### WHAT IS EXPECTED
Only a number is expected: how many lines in the data below contain the word "科学实验".

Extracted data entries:
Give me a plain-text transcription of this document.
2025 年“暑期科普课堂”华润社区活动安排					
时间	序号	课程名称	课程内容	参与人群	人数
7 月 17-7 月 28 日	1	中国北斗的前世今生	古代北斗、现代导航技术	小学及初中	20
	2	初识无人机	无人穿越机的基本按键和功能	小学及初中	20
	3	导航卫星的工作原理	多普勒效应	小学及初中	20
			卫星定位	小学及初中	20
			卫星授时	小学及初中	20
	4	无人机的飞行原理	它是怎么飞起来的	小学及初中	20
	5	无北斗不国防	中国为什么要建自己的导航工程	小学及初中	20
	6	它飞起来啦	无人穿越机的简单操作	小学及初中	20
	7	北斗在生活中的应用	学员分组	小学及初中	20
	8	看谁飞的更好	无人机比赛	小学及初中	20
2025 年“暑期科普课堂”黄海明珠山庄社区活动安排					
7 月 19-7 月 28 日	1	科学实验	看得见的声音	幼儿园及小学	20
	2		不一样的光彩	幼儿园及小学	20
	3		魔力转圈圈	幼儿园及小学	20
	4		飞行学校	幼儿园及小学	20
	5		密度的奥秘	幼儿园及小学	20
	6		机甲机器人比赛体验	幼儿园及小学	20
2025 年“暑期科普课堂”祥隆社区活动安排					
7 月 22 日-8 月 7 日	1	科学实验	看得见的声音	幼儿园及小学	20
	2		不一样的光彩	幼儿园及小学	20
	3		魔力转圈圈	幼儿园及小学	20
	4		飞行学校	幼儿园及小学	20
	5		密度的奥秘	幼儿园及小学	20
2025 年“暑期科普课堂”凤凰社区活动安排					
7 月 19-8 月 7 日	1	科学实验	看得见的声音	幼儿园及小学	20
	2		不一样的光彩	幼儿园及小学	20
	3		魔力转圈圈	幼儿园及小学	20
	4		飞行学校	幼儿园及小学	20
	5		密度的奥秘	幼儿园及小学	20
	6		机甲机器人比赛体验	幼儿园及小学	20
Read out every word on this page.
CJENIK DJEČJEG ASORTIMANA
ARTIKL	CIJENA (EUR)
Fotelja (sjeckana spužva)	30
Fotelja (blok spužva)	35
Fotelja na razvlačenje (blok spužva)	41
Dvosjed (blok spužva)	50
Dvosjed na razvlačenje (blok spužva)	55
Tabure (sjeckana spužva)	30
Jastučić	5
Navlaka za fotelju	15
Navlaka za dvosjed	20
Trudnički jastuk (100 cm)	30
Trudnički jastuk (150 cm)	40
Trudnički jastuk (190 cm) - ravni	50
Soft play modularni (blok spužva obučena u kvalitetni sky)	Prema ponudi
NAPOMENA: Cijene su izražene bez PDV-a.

### SOLUTION TO THIS PROBLEM
3